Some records
"""

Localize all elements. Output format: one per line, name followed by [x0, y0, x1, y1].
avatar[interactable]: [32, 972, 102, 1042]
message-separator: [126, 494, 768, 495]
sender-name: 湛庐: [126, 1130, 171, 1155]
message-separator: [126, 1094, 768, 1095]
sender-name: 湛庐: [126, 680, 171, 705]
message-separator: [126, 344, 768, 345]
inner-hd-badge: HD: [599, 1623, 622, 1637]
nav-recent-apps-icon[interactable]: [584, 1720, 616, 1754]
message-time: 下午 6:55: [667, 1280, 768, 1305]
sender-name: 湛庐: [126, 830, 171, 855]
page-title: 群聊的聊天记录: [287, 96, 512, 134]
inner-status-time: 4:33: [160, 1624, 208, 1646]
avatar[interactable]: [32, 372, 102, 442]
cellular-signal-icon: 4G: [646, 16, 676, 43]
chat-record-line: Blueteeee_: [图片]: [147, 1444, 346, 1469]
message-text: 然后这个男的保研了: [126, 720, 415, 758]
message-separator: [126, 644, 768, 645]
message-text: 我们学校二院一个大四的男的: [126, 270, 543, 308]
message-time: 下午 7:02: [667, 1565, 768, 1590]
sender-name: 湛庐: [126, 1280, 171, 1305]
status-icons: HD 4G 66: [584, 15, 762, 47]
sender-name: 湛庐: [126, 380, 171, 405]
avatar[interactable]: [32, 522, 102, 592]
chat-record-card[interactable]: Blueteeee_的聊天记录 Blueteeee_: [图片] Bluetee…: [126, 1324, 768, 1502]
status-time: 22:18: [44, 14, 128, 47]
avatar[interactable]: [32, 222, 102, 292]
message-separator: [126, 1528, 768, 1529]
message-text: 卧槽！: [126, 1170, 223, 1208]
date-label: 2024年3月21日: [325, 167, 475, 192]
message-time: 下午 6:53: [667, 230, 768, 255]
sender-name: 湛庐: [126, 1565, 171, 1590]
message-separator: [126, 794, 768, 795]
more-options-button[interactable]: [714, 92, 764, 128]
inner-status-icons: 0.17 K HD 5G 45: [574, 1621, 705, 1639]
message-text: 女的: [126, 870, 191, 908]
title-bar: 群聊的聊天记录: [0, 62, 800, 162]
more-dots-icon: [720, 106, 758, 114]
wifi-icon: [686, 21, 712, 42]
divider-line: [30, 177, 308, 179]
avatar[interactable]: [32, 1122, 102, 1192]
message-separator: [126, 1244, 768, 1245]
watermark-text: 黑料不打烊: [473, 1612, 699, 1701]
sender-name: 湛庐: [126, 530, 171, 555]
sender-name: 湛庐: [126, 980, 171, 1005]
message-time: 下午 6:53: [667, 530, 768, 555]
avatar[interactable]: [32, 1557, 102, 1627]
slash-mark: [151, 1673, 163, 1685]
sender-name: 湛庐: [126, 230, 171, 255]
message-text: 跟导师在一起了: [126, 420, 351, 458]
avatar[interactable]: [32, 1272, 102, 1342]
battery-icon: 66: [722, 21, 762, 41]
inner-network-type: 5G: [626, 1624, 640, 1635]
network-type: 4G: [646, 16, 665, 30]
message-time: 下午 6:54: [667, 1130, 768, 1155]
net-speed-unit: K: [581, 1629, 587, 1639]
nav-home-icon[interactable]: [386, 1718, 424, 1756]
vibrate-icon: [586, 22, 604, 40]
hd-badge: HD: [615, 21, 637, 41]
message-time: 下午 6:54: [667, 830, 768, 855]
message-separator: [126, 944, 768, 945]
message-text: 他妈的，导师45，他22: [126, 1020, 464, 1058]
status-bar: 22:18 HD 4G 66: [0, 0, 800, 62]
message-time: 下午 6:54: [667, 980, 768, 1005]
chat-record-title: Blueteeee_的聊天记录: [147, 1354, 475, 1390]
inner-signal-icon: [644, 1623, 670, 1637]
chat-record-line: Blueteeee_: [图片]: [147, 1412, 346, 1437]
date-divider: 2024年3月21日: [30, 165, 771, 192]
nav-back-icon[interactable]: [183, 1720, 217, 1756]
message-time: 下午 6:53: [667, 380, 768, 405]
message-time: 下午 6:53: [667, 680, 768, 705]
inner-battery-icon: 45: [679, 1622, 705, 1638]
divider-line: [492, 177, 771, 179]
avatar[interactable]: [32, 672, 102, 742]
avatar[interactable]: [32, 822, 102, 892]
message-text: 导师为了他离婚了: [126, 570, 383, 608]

"""

Written exercise
Copy every line of the records above, keeping each one unchanged.

Task answer
Localize all elements. Output format: one per line, name followed by [x0, y0, x1, y1].
avatar[interactable]: [32, 972, 102, 1042]
message-separator: [126, 494, 768, 495]
sender-name: 湛庐: [126, 1130, 171, 1155]
message-separator: [126, 1094, 768, 1095]
sender-name: 湛庐: [126, 680, 171, 705]
message-separator: [126, 344, 768, 345]
inner-hd-badge: HD: [599, 1623, 622, 1637]
nav-recent-apps-icon[interactable]: [584, 1720, 616, 1754]
message-time: 下午 6:55: [667, 1280, 768, 1305]
sender-name: 湛庐: [126, 830, 171, 855]
page-title: 群聊的聊天记录: [287, 96, 512, 134]
inner-status-time: 4:33: [160, 1624, 208, 1646]
avatar[interactable]: [32, 372, 102, 442]
cellular-signal-icon: 4G: [646, 16, 676, 43]
chat-record-line: Blueteeee_: [图片]: [147, 1444, 346, 1469]
message-text: 然后这个男的保研了: [126, 720, 415, 758]
message-separator: [126, 644, 768, 645]
message-text: 我们学校二院一个大四的男的: [126, 270, 543, 308]
message-time: 下午 7:02: [667, 1565, 768, 1590]
sender-name: 湛庐: [126, 1280, 171, 1305]
status-icons: HD 4G 66: [584, 15, 762, 47]
sender-name: 湛庐: [126, 380, 171, 405]
avatar[interactable]: [32, 522, 102, 592]
chat-record-card[interactable]: Blueteeee_的聊天记录 Blueteeee_: [图片] Bluetee…: [126, 1324, 768, 1502]
status-time: 22:18: [44, 14, 128, 47]
avatar[interactable]: [32, 222, 102, 292]
message-separator: [126, 1528, 768, 1529]
message-text: 卧槽！: [126, 1170, 223, 1208]
date-label: 2024年3月21日: [325, 167, 475, 192]
message-time: 下午 6:53: [667, 230, 768, 255]
sender-name: 湛庐: [126, 1565, 171, 1590]
message-separator: [126, 794, 768, 795]
more-options-button[interactable]: [714, 92, 764, 128]
inner-status-icons: 0.17 K HD 5G 45: [574, 1621, 705, 1639]
message-text: 女的: [126, 870, 191, 908]
title-bar: 群聊的聊天记录: [0, 62, 800, 162]
more-dots-icon: [720, 106, 758, 114]
wifi-icon: [686, 21, 712, 42]
divider-line: [30, 177, 308, 179]
avatar[interactable]: [32, 1122, 102, 1192]
message-separator: [126, 1244, 768, 1245]
watermark-text: 黑料不打烊: [473, 1612, 699, 1701]
sender-name: 湛庐: [126, 530, 171, 555]
sender-name: 湛庐: [126, 980, 171, 1005]
message-time: 下午 6:53: [667, 530, 768, 555]
avatar[interactable]: [32, 1557, 102, 1627]
slash-mark: [151, 1673, 163, 1685]
sender-name: 湛庐: [126, 230, 171, 255]
message-text: 跟导师在一起了: [126, 420, 351, 458]
avatar[interactable]: [32, 1272, 102, 1342]
battery-icon: 66: [722, 21, 762, 41]
inner-network-type: 5G: [626, 1624, 640, 1635]
network-type: 4G: [646, 16, 665, 30]
message-time: 下午 6:54: [667, 1130, 768, 1155]
net-speed-unit: K: [581, 1629, 587, 1639]
nav-home-icon[interactable]: [386, 1718, 424, 1756]
vibrate-icon: [586, 22, 604, 40]
hd-badge: HD: [615, 21, 637, 41]
message-time: 下午 6:54: [667, 830, 768, 855]
message-separator: [126, 944, 768, 945]
message-text: 他妈的，导师45，他22: [126, 1020, 464, 1058]
status-bar: 22:18 HD 4G 66: [0, 0, 800, 62]
message-time: 下午 6:54: [667, 980, 768, 1005]
chat-record-title: Blueteeee_的聊天记录: [147, 1354, 475, 1390]
inner-signal-icon: [644, 1623, 670, 1637]
chat-record-line: Blueteeee_: [图片]: [147, 1412, 346, 1437]
date-divider: 2024年3月21日: [30, 165, 771, 192]
nav-back-icon[interactable]: [183, 1720, 217, 1756]
message-time: 下午 6:53: [667, 380, 768, 405]
message-time: 下午 6:53: [667, 680, 768, 705]
inner-battery-icon: 45: [679, 1622, 705, 1638]
divider-line: [492, 177, 771, 179]
avatar[interactable]: [32, 672, 102, 742]
avatar[interactable]: [32, 822, 102, 892]
message-text: 导师为了他离婚了: [126, 570, 383, 608]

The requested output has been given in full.